Challenge: Which lines in the data below contain the string "their"? Copy each of them in full, treating uppercase and lowercase as different.

Input material:
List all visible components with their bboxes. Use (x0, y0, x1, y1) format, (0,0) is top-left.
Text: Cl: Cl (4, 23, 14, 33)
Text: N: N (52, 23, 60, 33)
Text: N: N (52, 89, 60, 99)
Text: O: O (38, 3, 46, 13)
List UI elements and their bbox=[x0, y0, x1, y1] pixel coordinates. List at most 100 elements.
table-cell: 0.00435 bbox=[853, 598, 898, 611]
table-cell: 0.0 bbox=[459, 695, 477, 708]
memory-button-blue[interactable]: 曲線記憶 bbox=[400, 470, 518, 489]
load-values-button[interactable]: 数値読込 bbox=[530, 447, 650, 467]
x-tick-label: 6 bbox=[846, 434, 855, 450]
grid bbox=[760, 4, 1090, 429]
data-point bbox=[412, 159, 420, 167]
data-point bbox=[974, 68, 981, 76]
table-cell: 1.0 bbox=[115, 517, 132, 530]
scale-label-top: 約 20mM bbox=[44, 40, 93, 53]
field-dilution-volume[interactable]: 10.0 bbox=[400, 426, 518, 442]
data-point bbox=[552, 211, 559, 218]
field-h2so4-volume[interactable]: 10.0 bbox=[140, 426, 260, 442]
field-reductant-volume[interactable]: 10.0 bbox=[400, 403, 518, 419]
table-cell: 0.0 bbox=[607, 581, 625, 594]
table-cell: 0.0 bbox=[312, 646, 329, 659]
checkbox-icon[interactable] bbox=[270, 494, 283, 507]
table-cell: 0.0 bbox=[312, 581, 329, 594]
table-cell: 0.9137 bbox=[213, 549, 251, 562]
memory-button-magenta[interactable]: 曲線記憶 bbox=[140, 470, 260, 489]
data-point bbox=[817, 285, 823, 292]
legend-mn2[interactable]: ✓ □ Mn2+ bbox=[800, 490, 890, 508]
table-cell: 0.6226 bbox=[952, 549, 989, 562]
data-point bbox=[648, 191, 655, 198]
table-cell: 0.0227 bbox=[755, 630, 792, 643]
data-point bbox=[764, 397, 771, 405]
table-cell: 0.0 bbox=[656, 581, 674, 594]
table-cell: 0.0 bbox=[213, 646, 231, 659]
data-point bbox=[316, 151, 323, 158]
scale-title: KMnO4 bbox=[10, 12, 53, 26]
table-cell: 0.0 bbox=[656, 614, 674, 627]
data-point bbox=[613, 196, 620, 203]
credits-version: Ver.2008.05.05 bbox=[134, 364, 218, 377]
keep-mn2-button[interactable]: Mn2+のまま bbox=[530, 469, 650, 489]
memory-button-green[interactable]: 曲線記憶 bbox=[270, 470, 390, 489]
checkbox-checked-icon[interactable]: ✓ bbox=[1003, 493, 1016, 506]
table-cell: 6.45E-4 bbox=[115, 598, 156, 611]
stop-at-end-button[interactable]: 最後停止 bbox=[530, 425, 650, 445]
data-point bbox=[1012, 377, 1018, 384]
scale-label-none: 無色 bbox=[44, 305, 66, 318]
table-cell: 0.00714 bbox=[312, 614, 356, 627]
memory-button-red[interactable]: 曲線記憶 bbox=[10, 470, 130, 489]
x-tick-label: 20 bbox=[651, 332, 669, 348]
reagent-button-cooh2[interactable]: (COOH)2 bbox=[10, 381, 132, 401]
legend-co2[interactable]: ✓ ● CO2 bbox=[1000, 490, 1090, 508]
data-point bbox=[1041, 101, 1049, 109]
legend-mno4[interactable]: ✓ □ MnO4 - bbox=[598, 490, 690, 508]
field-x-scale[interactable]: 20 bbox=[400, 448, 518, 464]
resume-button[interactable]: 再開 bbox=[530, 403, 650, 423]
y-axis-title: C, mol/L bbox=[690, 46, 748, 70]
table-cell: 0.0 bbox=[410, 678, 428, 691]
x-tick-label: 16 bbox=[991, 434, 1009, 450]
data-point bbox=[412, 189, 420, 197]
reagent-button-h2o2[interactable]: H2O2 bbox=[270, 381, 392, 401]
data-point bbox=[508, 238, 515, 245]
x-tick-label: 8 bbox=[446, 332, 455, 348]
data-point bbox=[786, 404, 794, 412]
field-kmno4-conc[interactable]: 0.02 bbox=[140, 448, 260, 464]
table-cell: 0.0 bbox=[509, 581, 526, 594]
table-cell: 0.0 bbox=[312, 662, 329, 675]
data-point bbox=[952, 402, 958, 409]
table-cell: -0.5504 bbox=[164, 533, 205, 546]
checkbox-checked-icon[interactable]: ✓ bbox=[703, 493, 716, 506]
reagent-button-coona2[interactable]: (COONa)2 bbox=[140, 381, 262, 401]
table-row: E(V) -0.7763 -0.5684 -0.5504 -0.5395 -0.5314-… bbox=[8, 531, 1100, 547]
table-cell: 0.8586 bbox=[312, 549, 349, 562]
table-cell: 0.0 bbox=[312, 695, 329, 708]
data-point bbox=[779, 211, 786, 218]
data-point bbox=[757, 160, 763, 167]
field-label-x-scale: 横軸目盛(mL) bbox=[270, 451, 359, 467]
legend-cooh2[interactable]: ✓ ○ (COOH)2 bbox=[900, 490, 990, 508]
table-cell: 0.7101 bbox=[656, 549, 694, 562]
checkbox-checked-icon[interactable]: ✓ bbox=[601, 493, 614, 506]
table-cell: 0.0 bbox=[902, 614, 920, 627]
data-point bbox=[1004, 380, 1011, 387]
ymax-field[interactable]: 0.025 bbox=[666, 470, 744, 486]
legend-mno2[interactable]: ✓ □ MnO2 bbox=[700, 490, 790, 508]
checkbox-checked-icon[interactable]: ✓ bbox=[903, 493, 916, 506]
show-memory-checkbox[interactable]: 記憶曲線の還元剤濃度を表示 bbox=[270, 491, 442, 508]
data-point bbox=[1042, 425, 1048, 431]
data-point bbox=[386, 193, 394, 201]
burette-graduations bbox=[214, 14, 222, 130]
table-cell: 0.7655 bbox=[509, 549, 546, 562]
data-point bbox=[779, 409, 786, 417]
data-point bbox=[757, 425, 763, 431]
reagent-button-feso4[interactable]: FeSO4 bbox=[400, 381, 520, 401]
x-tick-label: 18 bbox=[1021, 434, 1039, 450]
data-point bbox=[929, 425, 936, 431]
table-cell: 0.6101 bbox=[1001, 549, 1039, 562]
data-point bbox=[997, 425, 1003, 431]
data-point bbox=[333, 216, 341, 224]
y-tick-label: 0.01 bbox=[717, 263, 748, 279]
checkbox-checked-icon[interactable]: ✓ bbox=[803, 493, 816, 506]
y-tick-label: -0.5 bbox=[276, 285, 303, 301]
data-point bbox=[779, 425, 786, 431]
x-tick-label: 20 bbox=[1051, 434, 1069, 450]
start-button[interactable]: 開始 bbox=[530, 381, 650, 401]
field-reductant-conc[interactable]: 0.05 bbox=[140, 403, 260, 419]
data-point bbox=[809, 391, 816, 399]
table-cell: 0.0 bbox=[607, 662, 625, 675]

Output below:
List all visible components with their bboxes. Use (x0, y0, x1, y1) format, (0,0) is top-left.
List UI elements and their bbox=[x0, y0, x1, y1] pixel coordinates. List at most 100 elements.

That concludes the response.